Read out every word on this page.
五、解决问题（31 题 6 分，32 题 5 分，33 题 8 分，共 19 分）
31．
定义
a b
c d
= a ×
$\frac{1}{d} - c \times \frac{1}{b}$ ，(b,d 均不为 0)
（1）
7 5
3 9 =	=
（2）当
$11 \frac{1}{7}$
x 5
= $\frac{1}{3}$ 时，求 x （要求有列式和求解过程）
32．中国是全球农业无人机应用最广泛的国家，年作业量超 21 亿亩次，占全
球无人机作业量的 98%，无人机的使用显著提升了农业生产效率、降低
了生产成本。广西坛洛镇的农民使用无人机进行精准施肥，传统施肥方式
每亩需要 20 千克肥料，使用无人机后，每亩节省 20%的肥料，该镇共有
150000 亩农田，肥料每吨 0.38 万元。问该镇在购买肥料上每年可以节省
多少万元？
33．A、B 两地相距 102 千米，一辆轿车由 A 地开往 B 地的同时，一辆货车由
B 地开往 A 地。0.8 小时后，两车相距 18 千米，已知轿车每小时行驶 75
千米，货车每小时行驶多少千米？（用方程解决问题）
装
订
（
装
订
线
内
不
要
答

What you will do:
Extract the complete listing above, reproducing each line exactly.

Final answer:
Read out every word on this page.
五、解决问题（31 题 6 分，32 题 5 分，33 题 8 分，共 19 分）
31．
定义
a b
c d
= a ×
$\frac{1}{d} - c \times \frac{1}{b}$ ，(b,d 均不为 0)
（1）
7 5
3 9 =	=
（2）当
$11 \frac{1}{7}$
x 5
= $\frac{1}{3}$ 时，求 x （要求有列式和求解过程）
32．中国是全球农业无人机应用最广泛的国家，年作业量超 21 亿亩次，占全
球无人机作业量的 98%，无人机的使用显著提升了农业生产效率、降低
了生产成本。广西坛洛镇的农民使用无人机进行精准施肥，传统施肥方式
每亩需要 20 千克肥料，使用无人机后，每亩节省 20%的肥料，该镇共有
150000 亩农田，肥料每吨 0.38 万元。问该镇在购买肥料上每年可以节省
多少万元？
33．A、B 两地相距 102 千米，一辆轿车由 A 地开往 B 地的同时，一辆货车由
B 地开往 A 地。0.8 小时后，两车相距 18 千米，已知轿车每小时行驶 75
千米，货车每小时行驶多少千米？（用方程解决问题）
装
订
（
装
订
线
内
不
要
答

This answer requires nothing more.